(Saved data entries)
• • •

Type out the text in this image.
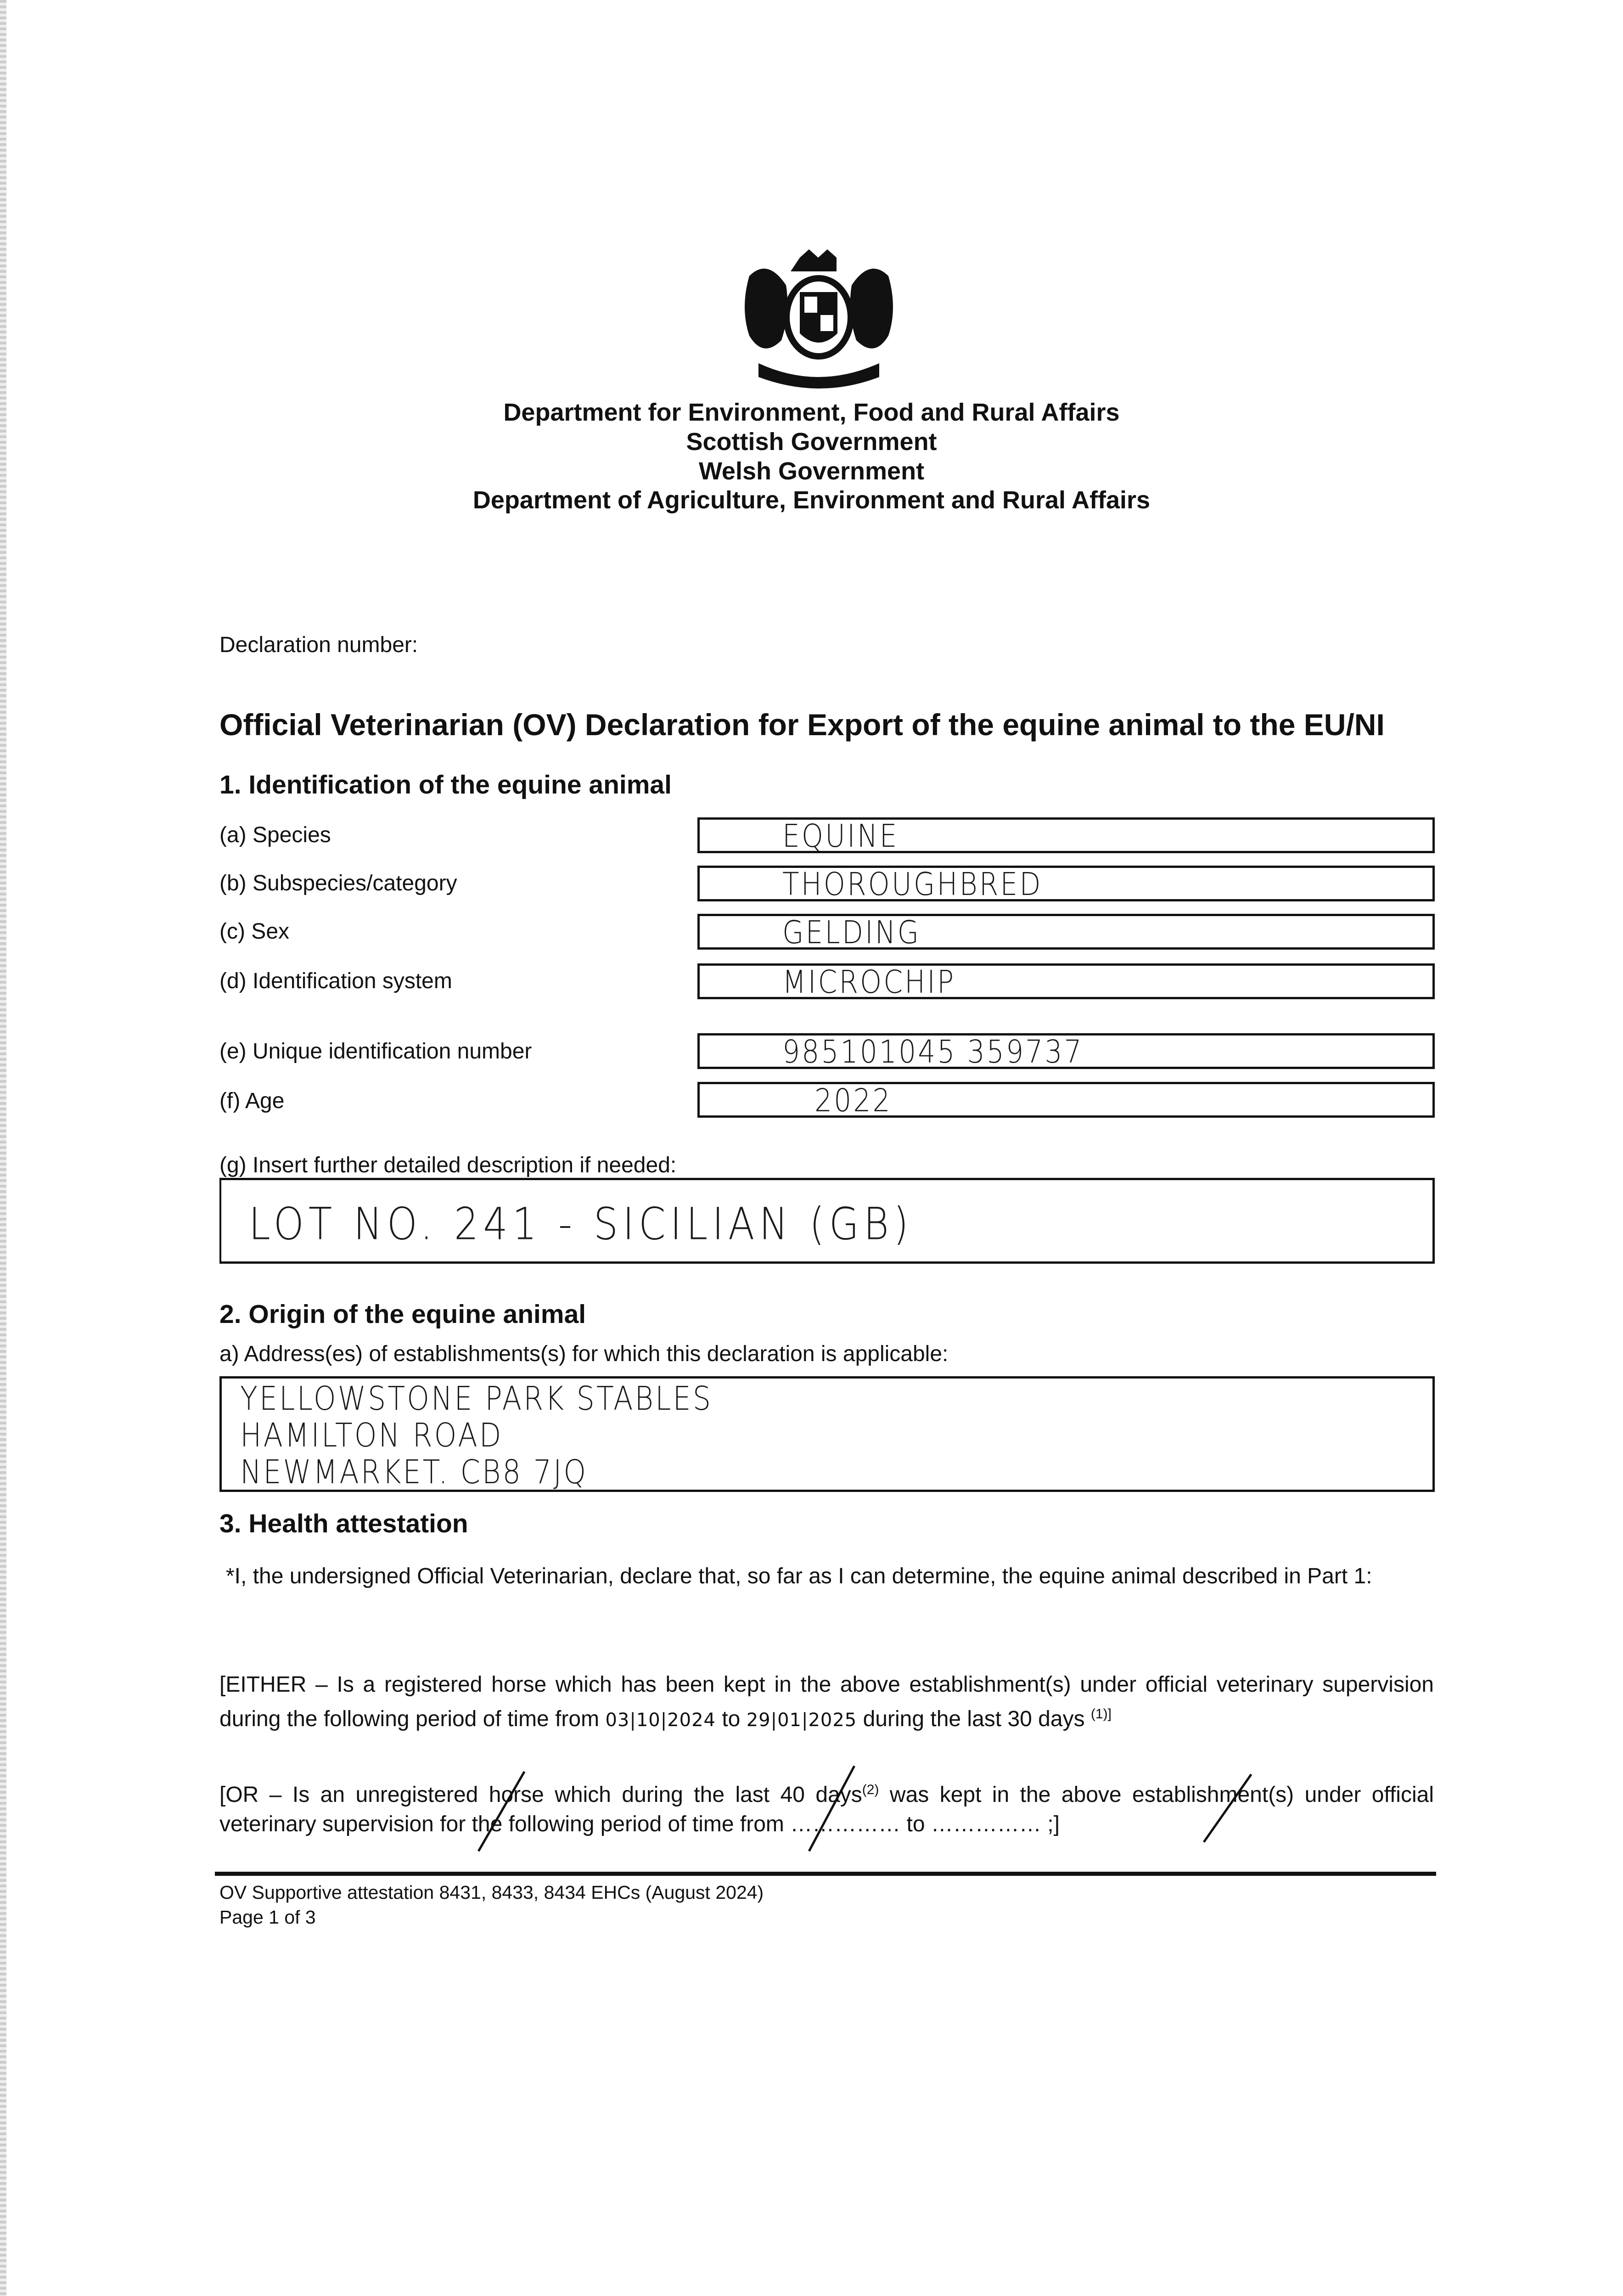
Department for Environment, Food and Rural Affairs
Scottish Government
Welsh Government
Department of Agriculture, Environment and Rural Affairs
Declaration number:
Official Veterinarian (OV) Declaration for Export of the equine animal to the EU/NI
1. Identification of the equine animal
(a) Species	EQUINE
(b) Subspecies/category	THOROUGHBRED
(c) Sex	GELDING
(d) Identification system	MICROCHIP
(e) Unique identification number	985101045 359737
(f) Age	2022
(g) Insert further detailed description if needed:
LOT NO. 241 - SICILIAN (GB)
2. Origin of the equine animal
a) Address(es) of establishments(s) for which this declaration is applicable:
YELLOWSTONE PARK STABLES
HAMILTON ROAD
NEWMARKET. CB8 7JQ
3. Health attestation
*I, the undersigned Official Veterinarian, declare that, so far as I can determine, the equine animal described in Part 1:
[EITHER – Is a registered horse which has been kept in the above establishment(s) under official veterinary supervision during the following period of time from 03|10|2024 to 29|01|2025 during the last 30 days $^{(1)]}$
[OR – Is an unregistered horse which during the last 40 days$^{(2)}$ was kept in the above establishment(s) under official veterinary supervision for the following period of time from …………… to …………… ;]
OV Supportive attestation 8431, 8433, 8434 EHCs (August 2024)
Page 1 of 3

• • •

▶ _PROMPT_: Check every line of the data, and copy the ones that contain "Veterinarian".

▶ _ANSWER BELOW_:
Official Veterinarian (OV) Declaration for Export of the equine animal to the EU/NI
*I, the undersigned Official Veterinarian, declare that, so far as I can determine, the equine animal described in Part 1:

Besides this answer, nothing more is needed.